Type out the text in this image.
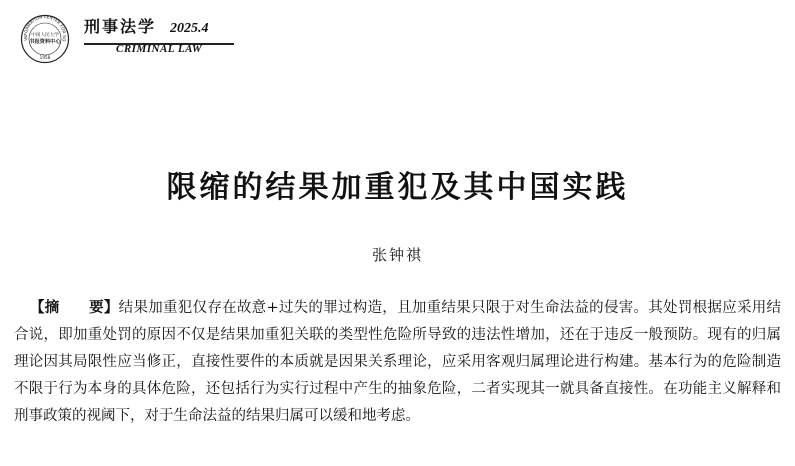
INFORMATION CENTER FOR SO
中国人民大学
书报资料中心
1958
刑事法学 2025.4
CRIMINAL LAW
限缩的结果加重犯及其中国实践
张钟祺
【摘　　要】结果加重犯仅存在故意+过失的罪过构造，且加重结果只限于对生命法益的侵害。其处罚根据应采用结合说，即加重处罚的原因不仅是结果加重犯关联的类型性危险所导致的违法性增加，还在于违反一般预防。现有的归属理论因其局限性应当修正，直接性要件的本质就是因果关系理论，应采用客观归属理论进行构建。基本行为的危险制造不限于行为本身的具体危险，还包括行为实行过程中产生的抽象危险，二者实现其一就具备直接性。在功能主义解释和刑事政策的视阈下，对于生命法益的结果归属可以缓和地考虑。
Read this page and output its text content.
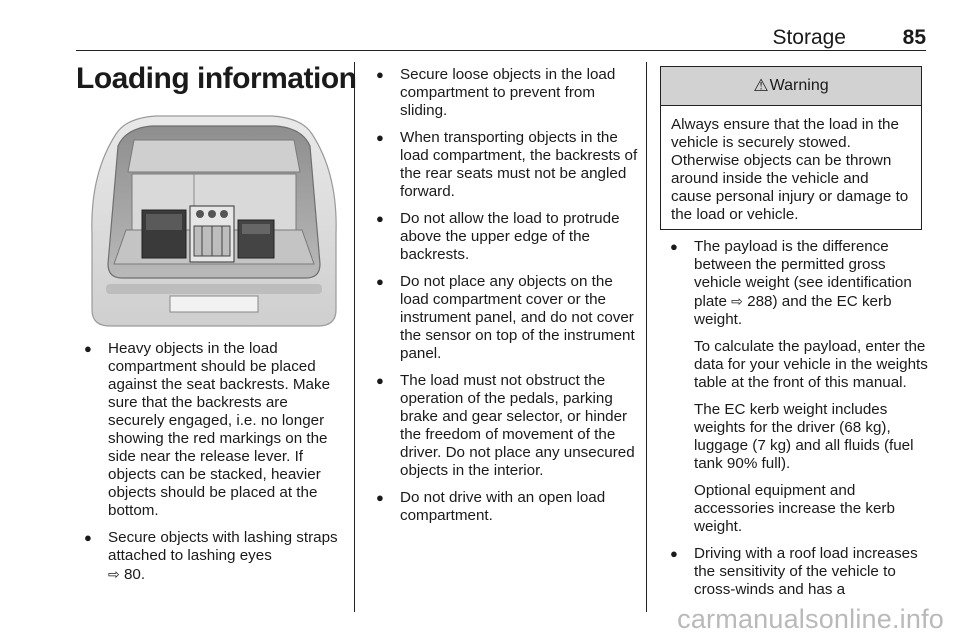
Storage	85
Loading information
● Heavy objects in the load compartment should be placed against the seat backrests. Make sure that the backrests are securely engaged, i.e. no longer showing the red markings on the side near the release lever. If objects can be stacked, heavier objects should be placed at the bottom.
● Secure objects with lashing straps attached to lashing eyes
⇨ 80.
● Secure loose objects in the load compartment to prevent from sliding.
● When transporting objects in the load compartment, the backrests of the rear seats must not be angled forward.
● Do not allow the load to protrude above the upper edge of the backrests.
● Do not place any objects on the load compartment cover or the instrument panel, and do not cover the sensor on top of the instrument panel.
● The load must not obstruct the operation of the pedals, parking brake and gear selector, or hinder the freedom of movement of the driver. Do not place any unsecured objects in the interior.
● Do not drive with an open load compartment.
⚠ Warning
Always ensure that the load in the vehicle is securely stowed. Otherwise objects can be thrown around inside the vehicle and cause personal injury or damage to the load or vehicle.
● The payload is the difference between the permitted gross vehicle weight (see identification plate ⇨ 288) and the EC kerb weight.

To calculate the payload, enter the data for your vehicle in the weights table at the front of this manual.

The EC kerb weight includes weights for the driver (68 kg), luggage (7 kg) and all fluids (fuel tank 90% full).

Optional equipment and accessories increase the kerb weight.

● Driving with a roof load increases the sensitivity of the vehicle to cross-winds and has a
carmanualsonline.info
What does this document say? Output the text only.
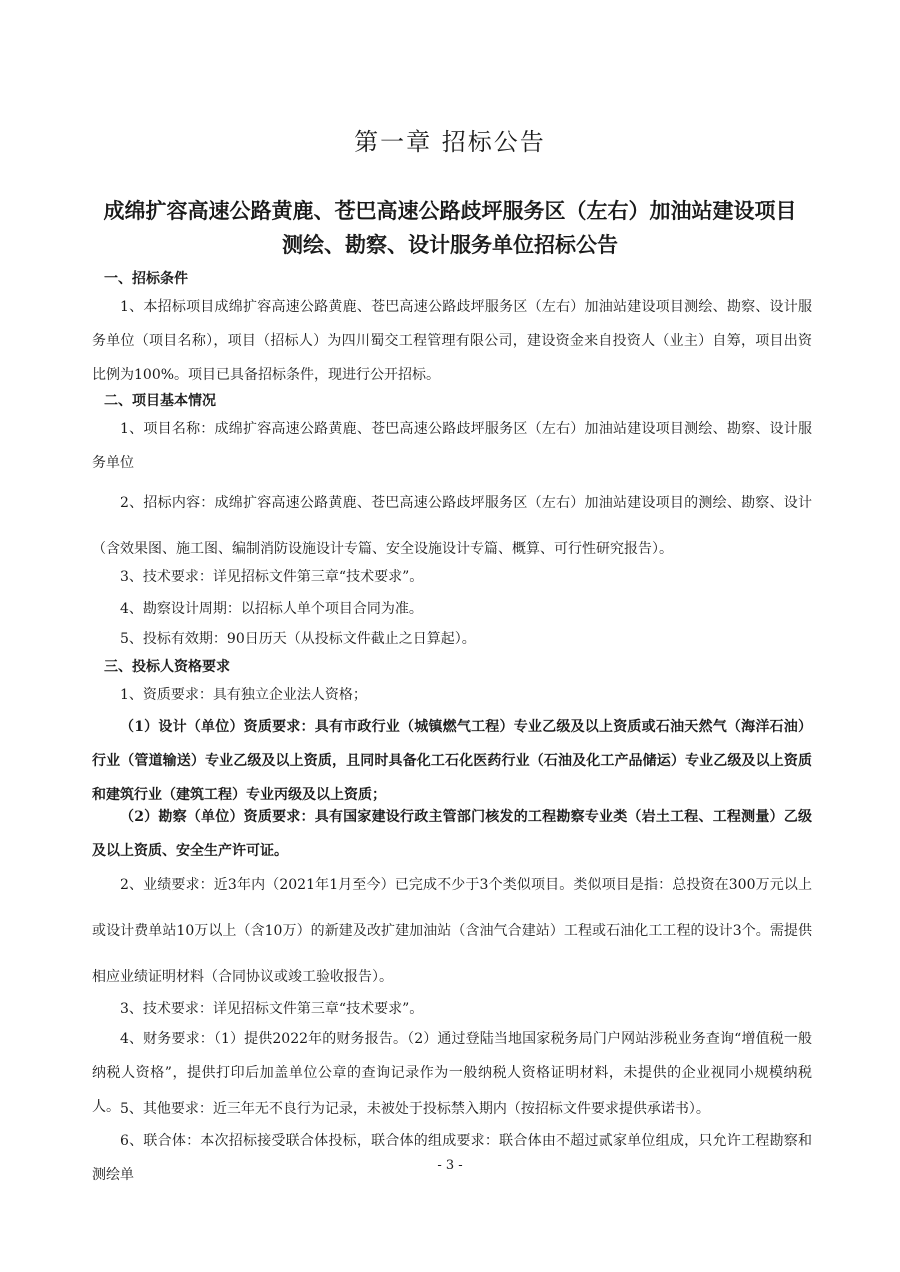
第一章 招标公告
成绵扩容高速公路黄鹿、苍巴高速公路歧坪服务区（左右）加油站建设项目
测绘、勘察、设计服务单位招标公告
一、招标条件
1、本招标项目成绵扩容高速公路黄鹿、苍巴高速公路歧坪服务区（左右）加油站建设项目测绘、勘察、设计服务单位（项目名称），项目（招标人）为四川蜀交工程管理有限公司，建设资金来自投资人（业主）自筹，项目出资比例为100%。项目已具备招标条件，现进行公开招标。
二、项目基本情况
1、项目名称：成绵扩容高速公路黄鹿、苍巴高速公路歧坪服务区（左右）加油站建设项目测绘、勘察、设计服务单位
2、招标内容：成绵扩容高速公路黄鹿、苍巴高速公路歧坪服务区（左右）加油站建设项目的测绘、勘察、设计（含效果图、施工图、编制消防设施设计专篇、安全设施设计专篇、概算、可行性研究报告）。
3、技术要求：详见招标文件第三章“技术要求”。
4、勘察设计周期：以招标人单个项目合同为准。
5、投标有效期：90日历天（从投标文件截止之日算起）。
三、投标人资格要求
1、资质要求：具有独立企业法人资格；
（1）设计（单位）资质要求：具有市政行业（城镇燃气工程）专业乙级及以上资质或石油天然气（海洋石油）行业（管道输送）专业乙级及以上资质，且同时具备化工石化医药行业（石油及化工产品储运）专业乙级及以上资质和建筑行业（建筑工程）专业丙级及以上资质；
（2）勘察（单位）资质要求：具有国家建设行政主管部门核发的工程勘察专业类（岩土工程、工程测量）乙级及以上资质、安全生产许可证。
2、业绩要求：近3年内（2021年1月至今）已完成不少于3个类似项目。类似项目是指：总投资在300万元以上或设计费单站10万以上（含10万）的新建及改扩建加油站（含油气合建站）工程或石油化工工程的设计3个。需提供相应业绩证明材料（合同协议或竣工验收报告）。
3、技术要求：详见招标文件第三章“技术要求”。
4、财务要求：（1）提供2022年的财务报告。（2）通过登陆当地国家税务局门户网站涉税业务查询“增值税一般纳税人资格”，提供打印后加盖单位公章的查询记录作为一般纳税人资格证明材料，未提供的企业视同小规模纳税人。 5、其他要求：近三年无不良行为记录，未被处于投标禁入期内（按招标文件要求提供承诺书）。
6、联合体：本次招标接受联合体投标，联合体的组成要求：联合体由不超过贰家单位组成，只允许工程勘察和测绘单
- 3 -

○ ○ ○

→ **REQUIREMENT**:
Looking at the material above, count the lines that hold "vehicle" and give the total alone.

→ **SOLUTION FOR THIS TASK**:
4